What you return must match the listing below exactly, minus any pictures.

* PROVIDED ENTRIES:

----

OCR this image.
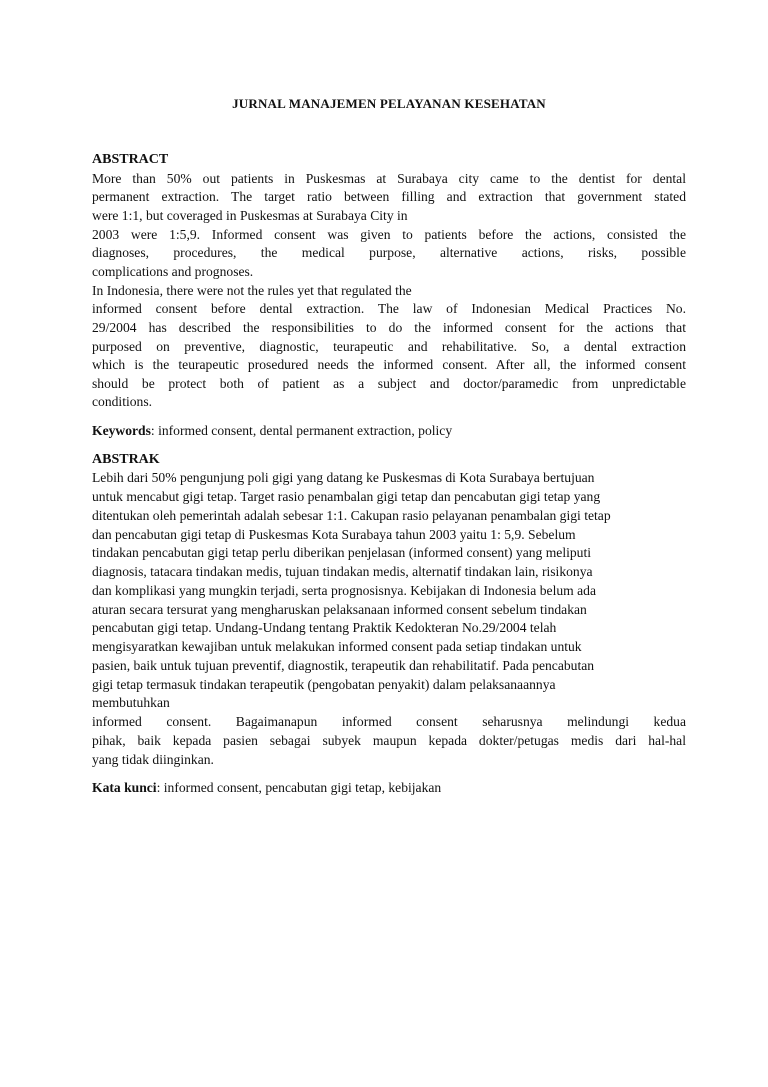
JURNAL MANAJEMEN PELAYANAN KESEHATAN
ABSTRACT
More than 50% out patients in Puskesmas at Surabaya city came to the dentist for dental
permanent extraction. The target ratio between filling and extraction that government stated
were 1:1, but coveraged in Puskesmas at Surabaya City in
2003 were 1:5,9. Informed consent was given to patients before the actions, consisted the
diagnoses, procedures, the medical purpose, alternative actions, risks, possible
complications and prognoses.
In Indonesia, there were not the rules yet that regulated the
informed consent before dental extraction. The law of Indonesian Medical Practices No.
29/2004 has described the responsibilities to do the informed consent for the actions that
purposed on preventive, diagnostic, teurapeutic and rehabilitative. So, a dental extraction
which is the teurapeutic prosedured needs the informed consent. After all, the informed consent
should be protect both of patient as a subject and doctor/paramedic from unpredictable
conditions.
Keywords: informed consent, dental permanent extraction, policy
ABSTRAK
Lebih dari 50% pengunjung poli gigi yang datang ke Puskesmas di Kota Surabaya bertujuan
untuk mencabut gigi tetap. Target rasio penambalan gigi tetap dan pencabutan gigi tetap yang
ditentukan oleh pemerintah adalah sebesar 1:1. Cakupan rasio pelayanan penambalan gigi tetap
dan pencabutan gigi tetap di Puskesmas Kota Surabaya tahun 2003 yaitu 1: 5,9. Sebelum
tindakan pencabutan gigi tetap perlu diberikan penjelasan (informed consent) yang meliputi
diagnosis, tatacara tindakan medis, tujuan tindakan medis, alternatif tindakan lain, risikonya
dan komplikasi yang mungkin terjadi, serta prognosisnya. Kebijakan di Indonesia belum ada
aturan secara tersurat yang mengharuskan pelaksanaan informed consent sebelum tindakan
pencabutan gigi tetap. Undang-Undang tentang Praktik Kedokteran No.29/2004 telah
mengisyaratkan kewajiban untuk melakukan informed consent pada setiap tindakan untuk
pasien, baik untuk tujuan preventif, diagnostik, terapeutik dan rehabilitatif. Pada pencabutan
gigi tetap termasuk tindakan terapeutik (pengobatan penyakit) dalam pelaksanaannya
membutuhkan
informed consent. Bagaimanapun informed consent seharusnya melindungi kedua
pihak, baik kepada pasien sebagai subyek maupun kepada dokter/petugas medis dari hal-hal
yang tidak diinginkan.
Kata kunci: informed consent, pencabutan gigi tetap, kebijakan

----

* OUTPUT OF THE EXERCISE:
OCR this image.
JURNAL MANAJEMEN PELAYANAN KESEHATAN
ABSTRACT
More than 50% out patients in Puskesmas at Surabaya city came to the dentist for dental
permanent extraction. The target ratio between filling and extraction that government stated
were 1:1, but coveraged in Puskesmas at Surabaya City in
2003 were 1:5,9. Informed consent was given to patients before the actions, consisted the
diagnoses, procedures, the medical purpose, alternative actions, risks, possible
complications and prognoses.
In Indonesia, there were not the rules yet that regulated the
informed consent before dental extraction. The law of Indonesian Medical Practices No.
29/2004 has described the responsibilities to do the informed consent for the actions that
purposed on preventive, diagnostic, teurapeutic and rehabilitative. So, a dental extraction
which is the teurapeutic prosedured needs the informed consent. After all, the informed consent
should be protect both of patient as a subject and doctor/paramedic from unpredictable
conditions.
Keywords: informed consent, dental permanent extraction, policy
ABSTRAK
Lebih dari 50% pengunjung poli gigi yang datang ke Puskesmas di Kota Surabaya bertujuan
untuk mencabut gigi tetap. Target rasio penambalan gigi tetap dan pencabutan gigi tetap yang
ditentukan oleh pemerintah adalah sebesar 1:1. Cakupan rasio pelayanan penambalan gigi tetap
dan pencabutan gigi tetap di Puskesmas Kota Surabaya tahun 2003 yaitu 1: 5,9. Sebelum
tindakan pencabutan gigi tetap perlu diberikan penjelasan (informed consent) yang meliputi
diagnosis, tatacara tindakan medis, tujuan tindakan medis, alternatif tindakan lain, risikonya
dan komplikasi yang mungkin terjadi, serta prognosisnya. Kebijakan di Indonesia belum ada
aturan secara tersurat yang mengharuskan pelaksanaan informed consent sebelum tindakan
pencabutan gigi tetap. Undang-Undang tentang Praktik Kedokteran No.29/2004 telah
mengisyaratkan kewajiban untuk melakukan informed consent pada setiap tindakan untuk
pasien, baik untuk tujuan preventif, diagnostik, terapeutik dan rehabilitatif. Pada pencabutan
gigi tetap termasuk tindakan terapeutik (pengobatan penyakit) dalam pelaksanaannya
membutuhkan
informed consent. Bagaimanapun informed consent seharusnya melindungi kedua
pihak, baik kepada pasien sebagai subyek maupun kepada dokter/petugas medis dari hal-hal
yang tidak diinginkan.
Kata kunci: informed consent, pencabutan gigi tetap, kebijakan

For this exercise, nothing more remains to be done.